*GOAL OF THE EXERCISE*
Return all of the lines below exactly as they are.

----

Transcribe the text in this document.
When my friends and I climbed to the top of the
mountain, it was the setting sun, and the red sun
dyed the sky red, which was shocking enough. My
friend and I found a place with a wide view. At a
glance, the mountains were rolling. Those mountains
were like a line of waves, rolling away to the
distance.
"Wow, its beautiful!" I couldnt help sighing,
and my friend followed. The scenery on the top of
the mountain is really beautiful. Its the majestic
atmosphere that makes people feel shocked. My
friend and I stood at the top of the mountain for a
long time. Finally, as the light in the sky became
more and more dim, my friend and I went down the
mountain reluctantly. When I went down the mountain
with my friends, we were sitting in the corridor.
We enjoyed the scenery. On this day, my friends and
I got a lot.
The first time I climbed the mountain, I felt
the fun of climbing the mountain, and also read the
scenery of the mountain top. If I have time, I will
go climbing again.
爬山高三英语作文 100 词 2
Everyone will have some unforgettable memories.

----

*WRITTEN RESPONSE*
Transcribe the text in this document.
When my friends and I climbed to the top of the
mountain, it was the setting sun, and the red sun
dyed the sky red, which was shocking enough. My
friend and I found a place with a wide view. At a
glance, the mountains were rolling. Those mountains
were like a line of waves, rolling away to the
distance.
"Wow, its beautiful!" I couldnt help sighing,
and my friend followed. The scenery on the top of
the mountain is really beautiful. Its the majestic
atmosphere that makes people feel shocked. My
friend and I stood at the top of the mountain for a
long time. Finally, as the light in the sky became
more and more dim, my friend and I went down the
mountain reluctantly. When I went down the mountain
with my friends, we were sitting in the corridor.
We enjoyed the scenery. On this day, my friends and
I got a lot.
The first time I climbed the mountain, I felt
the fun of climbing the mountain, and also read the
scenery of the mountain top. If I have time, I will
go climbing again.
爬山高三英语作文 100 词 2
Everyone will have some unforgettable memories.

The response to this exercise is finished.